» Instruction:
Take every line from the listing below that includes "Capacitance" and copy it.

» Records:
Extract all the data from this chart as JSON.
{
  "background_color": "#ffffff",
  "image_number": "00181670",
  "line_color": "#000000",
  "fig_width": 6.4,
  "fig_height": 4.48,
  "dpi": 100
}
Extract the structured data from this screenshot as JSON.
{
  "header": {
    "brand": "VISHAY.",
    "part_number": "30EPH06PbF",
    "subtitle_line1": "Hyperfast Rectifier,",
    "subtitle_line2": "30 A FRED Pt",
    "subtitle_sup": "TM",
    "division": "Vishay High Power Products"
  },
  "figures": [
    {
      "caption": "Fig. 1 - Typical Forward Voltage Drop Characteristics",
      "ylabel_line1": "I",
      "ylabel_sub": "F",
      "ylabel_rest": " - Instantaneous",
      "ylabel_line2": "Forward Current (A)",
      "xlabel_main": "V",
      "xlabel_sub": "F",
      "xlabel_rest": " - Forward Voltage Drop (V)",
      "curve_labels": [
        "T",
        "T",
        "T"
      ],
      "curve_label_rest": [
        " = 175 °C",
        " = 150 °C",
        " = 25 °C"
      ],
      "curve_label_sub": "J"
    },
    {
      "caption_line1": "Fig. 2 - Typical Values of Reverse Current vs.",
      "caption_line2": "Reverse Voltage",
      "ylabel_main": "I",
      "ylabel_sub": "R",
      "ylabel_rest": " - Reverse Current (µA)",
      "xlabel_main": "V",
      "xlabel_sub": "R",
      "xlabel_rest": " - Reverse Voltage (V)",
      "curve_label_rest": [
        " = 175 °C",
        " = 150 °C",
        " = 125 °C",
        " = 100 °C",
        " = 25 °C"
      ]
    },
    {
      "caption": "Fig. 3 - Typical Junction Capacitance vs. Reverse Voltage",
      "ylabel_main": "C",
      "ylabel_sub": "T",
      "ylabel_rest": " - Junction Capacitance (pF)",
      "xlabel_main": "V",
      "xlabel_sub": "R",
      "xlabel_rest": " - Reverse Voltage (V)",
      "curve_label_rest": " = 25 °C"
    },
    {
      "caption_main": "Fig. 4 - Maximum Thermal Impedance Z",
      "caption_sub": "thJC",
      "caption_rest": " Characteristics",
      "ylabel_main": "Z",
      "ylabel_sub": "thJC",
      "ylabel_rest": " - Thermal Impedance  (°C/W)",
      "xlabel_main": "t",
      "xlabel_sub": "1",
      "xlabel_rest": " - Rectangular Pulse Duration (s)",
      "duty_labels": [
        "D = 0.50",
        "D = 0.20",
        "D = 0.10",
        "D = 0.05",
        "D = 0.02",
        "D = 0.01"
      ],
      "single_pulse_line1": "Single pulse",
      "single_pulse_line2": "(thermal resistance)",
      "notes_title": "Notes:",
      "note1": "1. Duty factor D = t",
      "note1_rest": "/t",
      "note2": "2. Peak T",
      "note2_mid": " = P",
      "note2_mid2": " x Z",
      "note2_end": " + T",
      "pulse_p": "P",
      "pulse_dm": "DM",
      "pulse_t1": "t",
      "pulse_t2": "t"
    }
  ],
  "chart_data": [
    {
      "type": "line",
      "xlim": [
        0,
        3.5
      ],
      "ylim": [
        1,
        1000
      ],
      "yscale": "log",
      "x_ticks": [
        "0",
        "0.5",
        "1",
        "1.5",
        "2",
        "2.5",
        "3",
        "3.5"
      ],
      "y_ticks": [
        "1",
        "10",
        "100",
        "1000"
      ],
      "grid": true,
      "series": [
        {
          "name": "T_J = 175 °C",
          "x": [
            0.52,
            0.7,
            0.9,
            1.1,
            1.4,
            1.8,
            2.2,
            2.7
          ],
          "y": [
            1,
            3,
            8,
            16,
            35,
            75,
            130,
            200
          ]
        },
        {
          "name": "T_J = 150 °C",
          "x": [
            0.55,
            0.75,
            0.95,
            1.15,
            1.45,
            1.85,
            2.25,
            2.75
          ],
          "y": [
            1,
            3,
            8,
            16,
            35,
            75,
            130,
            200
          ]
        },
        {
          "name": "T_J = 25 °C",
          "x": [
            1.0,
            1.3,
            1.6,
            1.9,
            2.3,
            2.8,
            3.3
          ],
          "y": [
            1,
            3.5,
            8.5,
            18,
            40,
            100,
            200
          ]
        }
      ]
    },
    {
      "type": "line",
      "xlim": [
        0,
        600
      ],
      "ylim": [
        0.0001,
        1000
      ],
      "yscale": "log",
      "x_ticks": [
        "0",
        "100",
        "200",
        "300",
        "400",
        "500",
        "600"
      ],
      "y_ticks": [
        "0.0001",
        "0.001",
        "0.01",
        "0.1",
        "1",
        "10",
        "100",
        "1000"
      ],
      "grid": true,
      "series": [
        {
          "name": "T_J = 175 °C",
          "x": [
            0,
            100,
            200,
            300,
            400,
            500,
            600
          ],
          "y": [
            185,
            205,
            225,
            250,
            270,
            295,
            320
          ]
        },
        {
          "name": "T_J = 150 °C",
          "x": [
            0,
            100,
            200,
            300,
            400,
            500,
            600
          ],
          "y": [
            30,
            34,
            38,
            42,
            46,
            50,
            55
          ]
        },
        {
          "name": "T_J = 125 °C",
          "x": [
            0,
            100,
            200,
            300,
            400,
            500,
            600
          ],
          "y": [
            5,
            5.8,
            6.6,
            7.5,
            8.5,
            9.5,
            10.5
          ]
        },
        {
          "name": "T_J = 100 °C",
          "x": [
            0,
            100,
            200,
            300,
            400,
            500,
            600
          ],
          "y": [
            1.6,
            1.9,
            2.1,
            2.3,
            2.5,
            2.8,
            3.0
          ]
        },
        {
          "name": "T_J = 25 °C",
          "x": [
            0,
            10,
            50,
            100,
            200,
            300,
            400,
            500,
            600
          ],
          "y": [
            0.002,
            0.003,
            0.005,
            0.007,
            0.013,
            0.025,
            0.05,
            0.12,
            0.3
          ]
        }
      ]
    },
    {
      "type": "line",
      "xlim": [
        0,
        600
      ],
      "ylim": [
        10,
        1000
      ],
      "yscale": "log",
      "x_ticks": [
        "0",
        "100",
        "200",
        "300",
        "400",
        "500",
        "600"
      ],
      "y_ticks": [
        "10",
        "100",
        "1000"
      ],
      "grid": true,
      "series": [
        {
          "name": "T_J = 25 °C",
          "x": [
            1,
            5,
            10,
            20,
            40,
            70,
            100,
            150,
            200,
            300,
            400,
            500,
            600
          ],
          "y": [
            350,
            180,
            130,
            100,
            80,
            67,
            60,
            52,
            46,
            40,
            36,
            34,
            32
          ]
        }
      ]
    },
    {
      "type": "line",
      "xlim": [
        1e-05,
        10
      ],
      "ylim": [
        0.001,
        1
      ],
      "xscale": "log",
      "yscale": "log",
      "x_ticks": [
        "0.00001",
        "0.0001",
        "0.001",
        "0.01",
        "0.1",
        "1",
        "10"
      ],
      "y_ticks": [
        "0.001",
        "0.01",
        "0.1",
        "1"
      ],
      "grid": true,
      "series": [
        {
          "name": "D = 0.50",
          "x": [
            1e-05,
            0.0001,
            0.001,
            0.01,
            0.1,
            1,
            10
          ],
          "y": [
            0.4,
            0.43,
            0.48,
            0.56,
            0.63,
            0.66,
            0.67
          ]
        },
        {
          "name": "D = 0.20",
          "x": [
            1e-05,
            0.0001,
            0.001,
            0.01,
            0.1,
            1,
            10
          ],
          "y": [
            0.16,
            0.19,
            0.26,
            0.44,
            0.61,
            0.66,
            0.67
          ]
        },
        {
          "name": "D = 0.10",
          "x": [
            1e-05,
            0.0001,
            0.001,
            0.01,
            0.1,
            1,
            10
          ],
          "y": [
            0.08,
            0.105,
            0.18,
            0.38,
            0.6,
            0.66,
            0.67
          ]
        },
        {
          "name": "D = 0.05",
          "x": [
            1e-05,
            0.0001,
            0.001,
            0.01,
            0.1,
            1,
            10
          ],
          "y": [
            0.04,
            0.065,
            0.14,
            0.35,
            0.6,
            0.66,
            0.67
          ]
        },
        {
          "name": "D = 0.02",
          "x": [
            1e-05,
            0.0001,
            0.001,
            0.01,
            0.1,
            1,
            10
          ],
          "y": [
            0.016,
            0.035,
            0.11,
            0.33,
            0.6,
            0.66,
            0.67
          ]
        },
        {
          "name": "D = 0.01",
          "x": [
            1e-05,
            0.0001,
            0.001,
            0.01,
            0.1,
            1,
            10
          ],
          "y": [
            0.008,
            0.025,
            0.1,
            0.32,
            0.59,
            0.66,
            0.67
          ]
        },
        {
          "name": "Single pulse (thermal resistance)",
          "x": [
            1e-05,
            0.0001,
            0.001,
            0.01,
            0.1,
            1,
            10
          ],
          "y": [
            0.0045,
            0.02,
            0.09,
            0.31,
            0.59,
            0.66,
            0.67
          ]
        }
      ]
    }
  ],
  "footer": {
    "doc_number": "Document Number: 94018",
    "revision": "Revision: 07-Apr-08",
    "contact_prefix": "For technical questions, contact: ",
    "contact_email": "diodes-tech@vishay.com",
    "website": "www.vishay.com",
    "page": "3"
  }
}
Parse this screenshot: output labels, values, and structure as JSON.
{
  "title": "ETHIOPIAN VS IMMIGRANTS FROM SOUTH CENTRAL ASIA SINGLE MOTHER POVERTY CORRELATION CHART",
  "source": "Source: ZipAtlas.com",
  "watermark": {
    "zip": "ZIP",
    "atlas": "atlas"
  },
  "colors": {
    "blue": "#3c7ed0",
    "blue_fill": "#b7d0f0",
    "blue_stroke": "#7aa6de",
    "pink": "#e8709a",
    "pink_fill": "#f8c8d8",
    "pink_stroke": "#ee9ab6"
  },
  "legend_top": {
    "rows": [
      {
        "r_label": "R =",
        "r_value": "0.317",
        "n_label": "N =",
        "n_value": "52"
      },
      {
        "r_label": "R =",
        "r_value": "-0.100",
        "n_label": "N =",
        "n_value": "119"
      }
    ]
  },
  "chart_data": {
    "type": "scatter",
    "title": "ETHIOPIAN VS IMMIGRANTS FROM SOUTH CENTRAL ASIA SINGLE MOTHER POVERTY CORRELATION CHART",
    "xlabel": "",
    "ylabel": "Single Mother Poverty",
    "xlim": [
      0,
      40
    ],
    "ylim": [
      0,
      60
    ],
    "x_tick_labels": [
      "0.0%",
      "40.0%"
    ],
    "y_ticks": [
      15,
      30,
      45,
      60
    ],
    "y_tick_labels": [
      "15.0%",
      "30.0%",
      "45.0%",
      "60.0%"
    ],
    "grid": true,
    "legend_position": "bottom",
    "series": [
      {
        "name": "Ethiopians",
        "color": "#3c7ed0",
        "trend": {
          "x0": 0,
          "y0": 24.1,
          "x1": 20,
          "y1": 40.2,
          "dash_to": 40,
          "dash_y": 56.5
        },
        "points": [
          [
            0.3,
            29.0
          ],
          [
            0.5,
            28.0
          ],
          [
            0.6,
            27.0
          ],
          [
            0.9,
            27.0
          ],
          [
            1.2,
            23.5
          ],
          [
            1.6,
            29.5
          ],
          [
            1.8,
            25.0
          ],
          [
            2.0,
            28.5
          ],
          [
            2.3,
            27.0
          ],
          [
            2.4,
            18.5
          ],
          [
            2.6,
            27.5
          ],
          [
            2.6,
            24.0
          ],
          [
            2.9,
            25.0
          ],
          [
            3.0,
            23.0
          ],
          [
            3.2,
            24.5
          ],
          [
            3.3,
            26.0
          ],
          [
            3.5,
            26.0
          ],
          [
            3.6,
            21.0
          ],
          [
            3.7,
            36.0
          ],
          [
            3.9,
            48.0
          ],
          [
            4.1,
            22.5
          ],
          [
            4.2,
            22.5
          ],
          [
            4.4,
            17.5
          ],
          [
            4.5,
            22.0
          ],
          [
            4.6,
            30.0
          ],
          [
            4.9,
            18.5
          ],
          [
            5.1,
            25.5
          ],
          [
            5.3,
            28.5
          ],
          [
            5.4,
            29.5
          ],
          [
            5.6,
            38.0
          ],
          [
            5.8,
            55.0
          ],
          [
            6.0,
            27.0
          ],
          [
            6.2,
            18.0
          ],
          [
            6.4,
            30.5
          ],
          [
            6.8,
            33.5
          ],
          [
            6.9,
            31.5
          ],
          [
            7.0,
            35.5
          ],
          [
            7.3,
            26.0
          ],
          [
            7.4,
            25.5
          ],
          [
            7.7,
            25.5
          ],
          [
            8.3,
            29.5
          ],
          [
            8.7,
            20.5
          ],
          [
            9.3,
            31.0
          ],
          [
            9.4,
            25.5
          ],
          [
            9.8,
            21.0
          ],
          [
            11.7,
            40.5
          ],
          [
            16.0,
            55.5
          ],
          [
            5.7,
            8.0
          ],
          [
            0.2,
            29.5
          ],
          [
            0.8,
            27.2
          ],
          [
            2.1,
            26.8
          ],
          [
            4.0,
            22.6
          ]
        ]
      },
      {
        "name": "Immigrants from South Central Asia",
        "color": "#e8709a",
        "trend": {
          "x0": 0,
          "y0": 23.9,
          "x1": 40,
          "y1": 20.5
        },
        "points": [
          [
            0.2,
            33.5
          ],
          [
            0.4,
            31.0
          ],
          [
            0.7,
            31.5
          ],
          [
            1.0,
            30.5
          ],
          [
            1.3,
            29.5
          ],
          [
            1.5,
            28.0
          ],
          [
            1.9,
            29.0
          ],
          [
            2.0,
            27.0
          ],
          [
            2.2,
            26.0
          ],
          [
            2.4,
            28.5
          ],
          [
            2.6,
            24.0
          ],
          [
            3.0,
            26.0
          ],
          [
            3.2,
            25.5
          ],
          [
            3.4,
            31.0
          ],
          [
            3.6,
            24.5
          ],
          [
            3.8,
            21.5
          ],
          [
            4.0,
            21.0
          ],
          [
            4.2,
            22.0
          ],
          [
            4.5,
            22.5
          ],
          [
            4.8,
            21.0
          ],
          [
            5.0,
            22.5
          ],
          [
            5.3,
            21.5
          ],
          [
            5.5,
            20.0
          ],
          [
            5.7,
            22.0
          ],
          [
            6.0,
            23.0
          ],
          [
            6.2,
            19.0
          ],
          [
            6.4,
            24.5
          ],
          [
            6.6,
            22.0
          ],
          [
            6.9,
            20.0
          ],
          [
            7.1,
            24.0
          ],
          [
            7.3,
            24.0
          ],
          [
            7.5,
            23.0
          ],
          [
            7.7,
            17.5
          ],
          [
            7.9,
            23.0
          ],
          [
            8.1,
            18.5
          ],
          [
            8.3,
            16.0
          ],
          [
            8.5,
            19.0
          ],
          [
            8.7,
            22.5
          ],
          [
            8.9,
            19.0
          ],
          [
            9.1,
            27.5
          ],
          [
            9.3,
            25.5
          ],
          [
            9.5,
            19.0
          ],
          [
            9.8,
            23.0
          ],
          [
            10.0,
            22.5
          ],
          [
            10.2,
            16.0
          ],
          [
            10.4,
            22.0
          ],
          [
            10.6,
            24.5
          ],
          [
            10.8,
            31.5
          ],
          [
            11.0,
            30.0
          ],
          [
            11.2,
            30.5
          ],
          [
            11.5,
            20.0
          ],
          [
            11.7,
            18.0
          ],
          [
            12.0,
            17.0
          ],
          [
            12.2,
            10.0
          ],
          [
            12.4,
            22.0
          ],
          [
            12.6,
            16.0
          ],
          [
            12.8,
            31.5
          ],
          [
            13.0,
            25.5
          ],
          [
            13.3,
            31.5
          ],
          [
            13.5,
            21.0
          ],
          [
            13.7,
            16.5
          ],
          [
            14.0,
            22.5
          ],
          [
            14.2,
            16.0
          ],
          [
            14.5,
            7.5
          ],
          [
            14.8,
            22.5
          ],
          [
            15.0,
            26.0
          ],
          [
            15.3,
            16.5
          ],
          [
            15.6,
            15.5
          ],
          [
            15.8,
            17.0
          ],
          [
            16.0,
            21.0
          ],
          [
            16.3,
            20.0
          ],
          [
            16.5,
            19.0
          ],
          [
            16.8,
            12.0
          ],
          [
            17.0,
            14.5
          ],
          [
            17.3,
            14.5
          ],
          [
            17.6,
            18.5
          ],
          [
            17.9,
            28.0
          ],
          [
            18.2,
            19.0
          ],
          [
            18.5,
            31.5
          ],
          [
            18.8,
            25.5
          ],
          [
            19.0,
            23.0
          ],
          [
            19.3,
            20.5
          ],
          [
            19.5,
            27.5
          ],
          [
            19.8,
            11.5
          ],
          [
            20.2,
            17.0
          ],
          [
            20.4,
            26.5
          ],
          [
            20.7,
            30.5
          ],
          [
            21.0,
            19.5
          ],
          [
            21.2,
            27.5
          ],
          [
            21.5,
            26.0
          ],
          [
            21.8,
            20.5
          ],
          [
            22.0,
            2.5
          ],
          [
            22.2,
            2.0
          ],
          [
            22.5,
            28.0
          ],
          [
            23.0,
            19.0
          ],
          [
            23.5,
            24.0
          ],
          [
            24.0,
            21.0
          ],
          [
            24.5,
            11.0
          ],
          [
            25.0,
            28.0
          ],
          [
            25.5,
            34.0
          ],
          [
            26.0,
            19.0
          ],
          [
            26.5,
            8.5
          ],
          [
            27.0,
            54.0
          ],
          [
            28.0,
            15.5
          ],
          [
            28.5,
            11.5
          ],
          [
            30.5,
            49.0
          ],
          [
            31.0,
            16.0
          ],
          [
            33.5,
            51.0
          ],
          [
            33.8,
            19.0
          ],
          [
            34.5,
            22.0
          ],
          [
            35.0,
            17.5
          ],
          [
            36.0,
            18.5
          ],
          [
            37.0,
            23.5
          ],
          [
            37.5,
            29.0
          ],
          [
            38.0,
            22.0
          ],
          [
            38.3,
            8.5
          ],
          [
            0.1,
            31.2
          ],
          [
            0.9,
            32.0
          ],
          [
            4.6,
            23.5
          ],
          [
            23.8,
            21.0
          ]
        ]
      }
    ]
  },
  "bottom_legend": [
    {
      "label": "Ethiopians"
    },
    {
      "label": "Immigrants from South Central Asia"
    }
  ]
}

» Task response:
      "caption": "Fig. 3 - Typical Junction Capacitance vs. Reverse Voltage",
      "ylabel_rest": " - Junction Capacitance (pF)",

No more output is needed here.